[Brief] Identify every line containing the word "входе" and reproduce each one.

[Items]
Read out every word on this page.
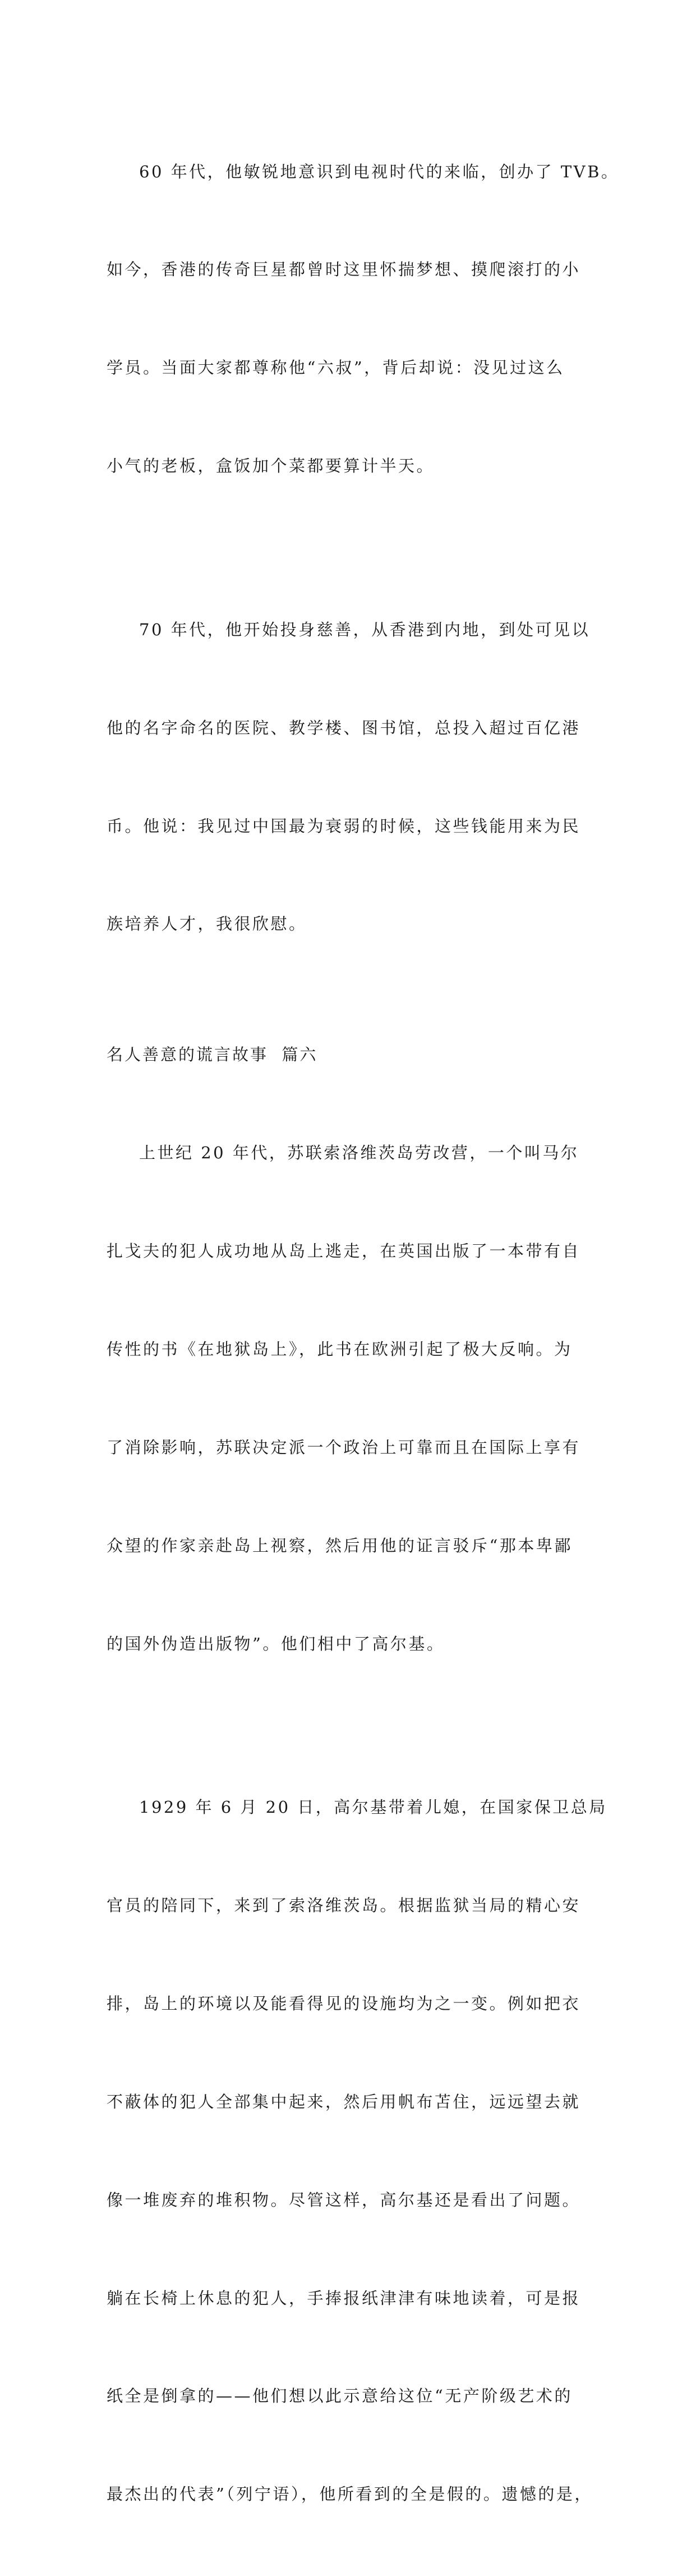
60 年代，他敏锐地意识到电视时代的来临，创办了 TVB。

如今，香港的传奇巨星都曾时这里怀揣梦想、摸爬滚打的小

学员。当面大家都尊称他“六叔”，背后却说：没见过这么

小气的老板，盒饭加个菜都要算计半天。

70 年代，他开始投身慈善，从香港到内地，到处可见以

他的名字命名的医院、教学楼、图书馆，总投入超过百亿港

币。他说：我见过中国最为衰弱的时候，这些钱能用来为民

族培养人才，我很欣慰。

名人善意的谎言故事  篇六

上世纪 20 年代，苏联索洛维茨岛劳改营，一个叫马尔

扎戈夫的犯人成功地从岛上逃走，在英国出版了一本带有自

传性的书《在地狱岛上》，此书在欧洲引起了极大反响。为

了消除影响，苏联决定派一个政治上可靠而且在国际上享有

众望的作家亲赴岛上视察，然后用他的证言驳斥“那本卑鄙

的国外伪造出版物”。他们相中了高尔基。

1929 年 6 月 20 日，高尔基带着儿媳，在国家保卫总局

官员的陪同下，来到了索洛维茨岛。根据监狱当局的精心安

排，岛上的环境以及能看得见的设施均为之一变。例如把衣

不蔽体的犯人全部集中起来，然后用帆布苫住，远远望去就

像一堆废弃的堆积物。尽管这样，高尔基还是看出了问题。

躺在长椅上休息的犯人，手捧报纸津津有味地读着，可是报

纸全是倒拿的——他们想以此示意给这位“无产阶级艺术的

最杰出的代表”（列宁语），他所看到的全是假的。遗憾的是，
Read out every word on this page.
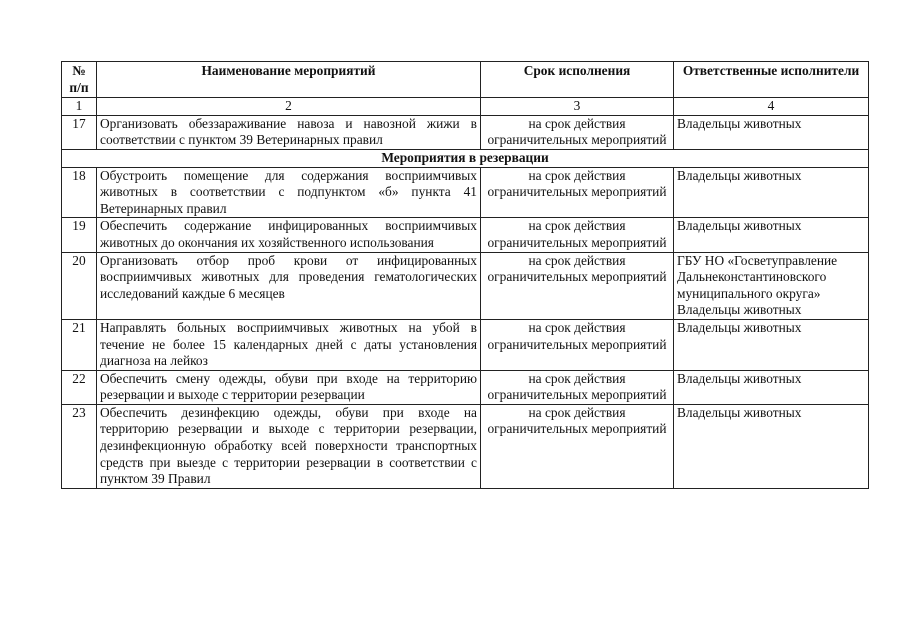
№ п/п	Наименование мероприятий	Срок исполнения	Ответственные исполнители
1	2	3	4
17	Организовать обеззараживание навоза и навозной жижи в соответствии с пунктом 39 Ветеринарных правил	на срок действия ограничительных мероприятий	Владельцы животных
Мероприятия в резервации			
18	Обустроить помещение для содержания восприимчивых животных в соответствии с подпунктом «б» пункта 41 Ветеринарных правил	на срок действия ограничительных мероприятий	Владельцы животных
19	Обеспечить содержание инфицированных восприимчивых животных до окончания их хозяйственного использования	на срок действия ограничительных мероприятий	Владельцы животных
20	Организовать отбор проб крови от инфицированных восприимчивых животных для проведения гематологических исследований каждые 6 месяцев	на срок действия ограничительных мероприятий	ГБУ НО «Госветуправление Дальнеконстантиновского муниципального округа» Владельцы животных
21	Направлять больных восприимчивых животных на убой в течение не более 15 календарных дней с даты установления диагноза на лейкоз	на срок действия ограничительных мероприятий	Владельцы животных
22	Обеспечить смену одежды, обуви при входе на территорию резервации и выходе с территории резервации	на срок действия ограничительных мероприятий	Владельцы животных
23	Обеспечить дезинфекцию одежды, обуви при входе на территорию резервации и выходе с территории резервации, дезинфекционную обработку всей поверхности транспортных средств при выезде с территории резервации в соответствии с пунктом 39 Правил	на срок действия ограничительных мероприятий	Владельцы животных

[The result]
22	Обеспечить смену одежды, обуви при входе на территорию резервации и выходе с территории резервации	на срок действия ограничительных мероприятий	Владельцы животных
23	Обеспечить дезинфекцию одежды, обуви при входе на территорию резервации и выходе с территории резервации, дезинфекционную обработку всей поверхности транспортных средств при выезде с территории резервации в соответствии с пунктом 39 Правил	на срок действия ограничительных мероприятий	Владельцы животных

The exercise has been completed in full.